* _Dataset records_
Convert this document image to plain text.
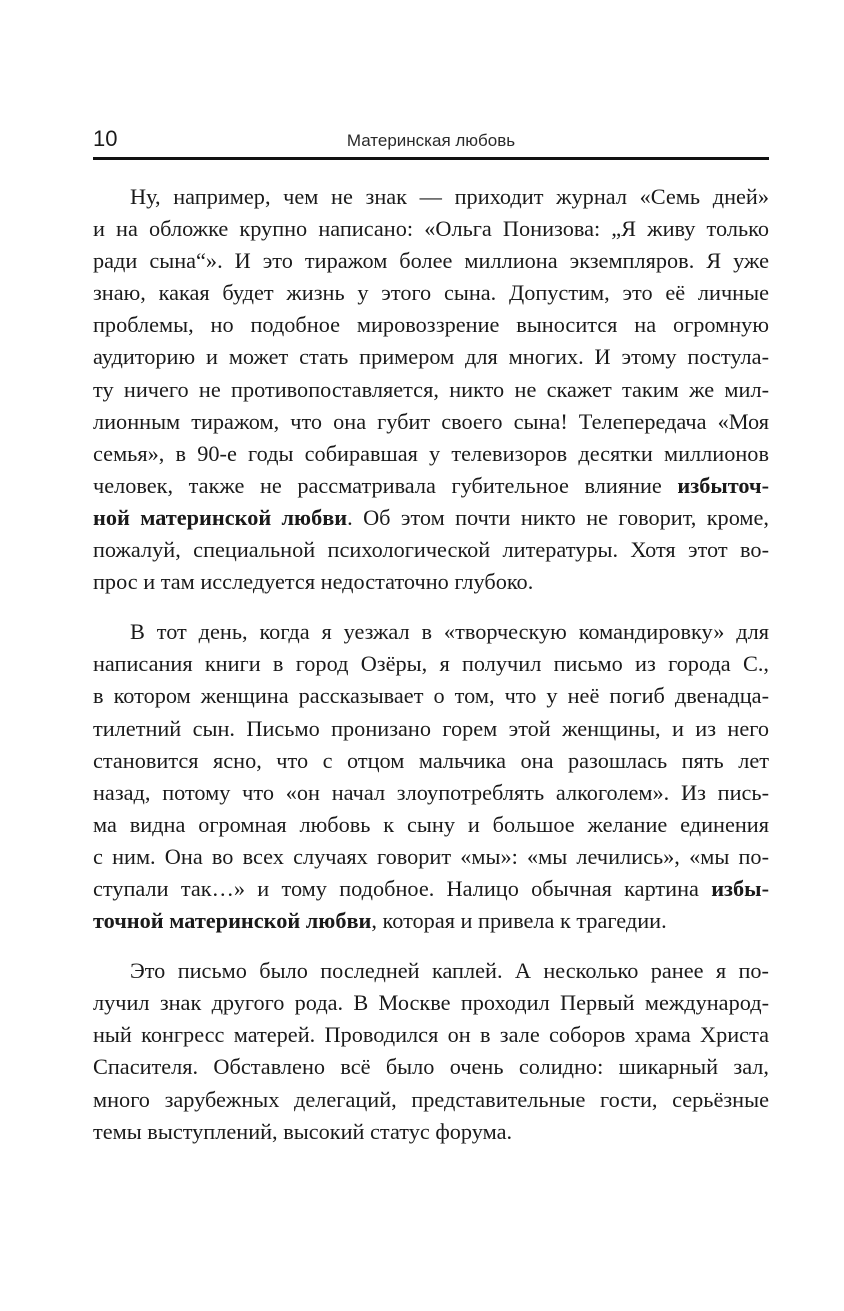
10	Материнская любовь

Ну, например, чем не знак — приходит журнал «Семь дней»
и на обложке крупно написано: «Ольга Понизова: „Я живу только
ради сына“». И это тиражом более миллиона экземпляров. Я уже
знаю, какая будет жизнь у этого сына. Допустим, это её личные
проблемы, но подобное мировоззрение выносится на огромную
аудиторию и может стать примером для многих. И этому постула-
ту ничего не противопоставляется, никто не скажет таким же мил-
лионным тиражом, что она губит своего сына! Телепередача «Моя
семья», в 90-е годы собиравшая у телевизоров десятки миллионов
человек, также не рассматривала губительное влияние избыточ-
ной материнской любви. Об этом почти никто не говорит, кроме,
пожалуй, специальной психологической литературы. Хотя этот во-
прос и там исследуется недостаточно глубоко.

В тот день, когда я уезжал в «творческую командировку» для
написания книги в город Озёры, я получил письмо из города С.,
в котором женщина рассказывает о том, что у неё погиб двенадца-
тилетний сын. Письмо пронизано горем этой женщины, и из него
становится ясно, что с отцом мальчика она разошлась пять лет
назад, потому что «он начал злоупотреблять алкоголем». Из пись-
ма видна огромная любовь к сыну и большое желание единения
с ним. Она во всех случаях говорит «мы»: «мы лечились», «мы по-
ступали так…» и тому подобное. Налицо обычная картина избы-
точной материнской любви, которая и привела к трагедии.

Это письмо было последней каплей. А несколько ранее я по-
лучил знак другого рода. В Москве проходил Первый международ-
ный конгресс матерей. Проводился он в зале соборов храма Христа
Спасителя. Обставлено всё было очень солидно: шикарный зал,
много зарубежных делегаций, представительные гости, серьёзные
темы выступлений, высокий статус форума.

* _Exercise goal_
Report the number of lines above containing the word "тиражом", with no other text.

* _Answer_
2